[Start Document text]
1  Introduction to R language

R is a dynamically typed interpreted language. It is a highly capable enviornment for computing and graphics, for which R is often labeled a glue language. It has built-in functions for statistical computing.

Many great sources for R language with the focus on data science and statistical data processing are already written and free online. We will just name a few and limit the introduction at this site to bare minimum, which we use within this class.

High quality R sources:

For the newcomer to R ecosystem we highly encourage to print and use the various official cheat sheets, created by Posit Inc..

Some basic commands

Code
version   # start by checking version of your R, should be at least 4.0 and above
getwd()   # get working directory
ls()      # list object in current environment
print()   # evaluate to console
rm()      # removes object from 
View()    # show internals of and object
...

Then there are commands that work with file structure such as

Code
list.files()  
dir.create()
dir.exists()
file.exists()
...

and you can also invoke any shell/cmd command plus attributes with system2() interface.

1.1 R as scientific calculator

Arithmetic operations

Code
1 + 2           # addition
## [1] 3
1 - 2           # subtraction 
## [1] -1
1 / 2           # division
## [1] 0.5
1 * 2           # multiplication
## [1] 2
1 %/% 2         # integer division
## [1] 0
1 %% 2          # modulo oprator
## [1] 1

Special values

R is familiar with the concept of \(\pm\infty\), hence -Inf and Inf values are at disposal. You will get them most probably as results from computation heading to \(\frac{\pm1}{0}\) numerically. There are other special values like NULL (null value), NA (not assigned) and NaN (not a number). The concept of not assigned is one that is particularly important, since it has significant impact on the computed result ({(code-mean-rm?)}).

Code
x <- seq(1:10)             # general sequence of numbers
x[c(5,6)] <- NA            # change some elements to not assigned
print(x)
[End Document text]
* Stated problem A:
Repeat everything in the R introduction from "1  Introduction to" down to "within this class.".
* Stated problem B:
In the R introduction, what does the special value NA stand for?
Work only from the R introduction above.
[Start Supplied information]
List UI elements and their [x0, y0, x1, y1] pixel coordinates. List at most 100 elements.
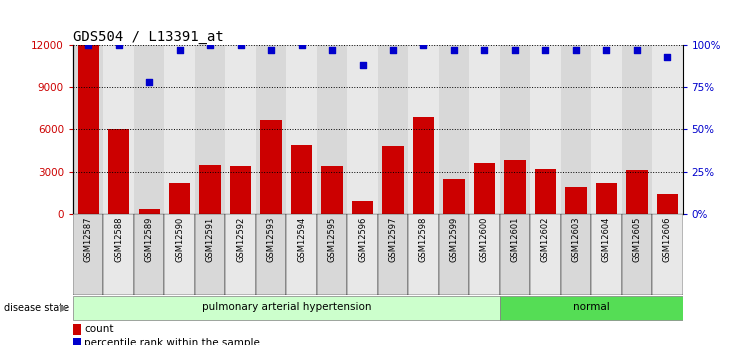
[End Supplied information]
* Written solution A:
1  Introduction to R language

R is a dynamically typed interpreted language. It is a highly capable enviornment for computing and graphics, for which R is often labeled a glue language. It has built-in functions for statistical computing.

Many great sources for R language with the focus on data science and statistical data processing are already written and free online. We will just name a few and limit the introduction at this site to bare minimum, which we use within this class.

* Written solution B:
Not assigned.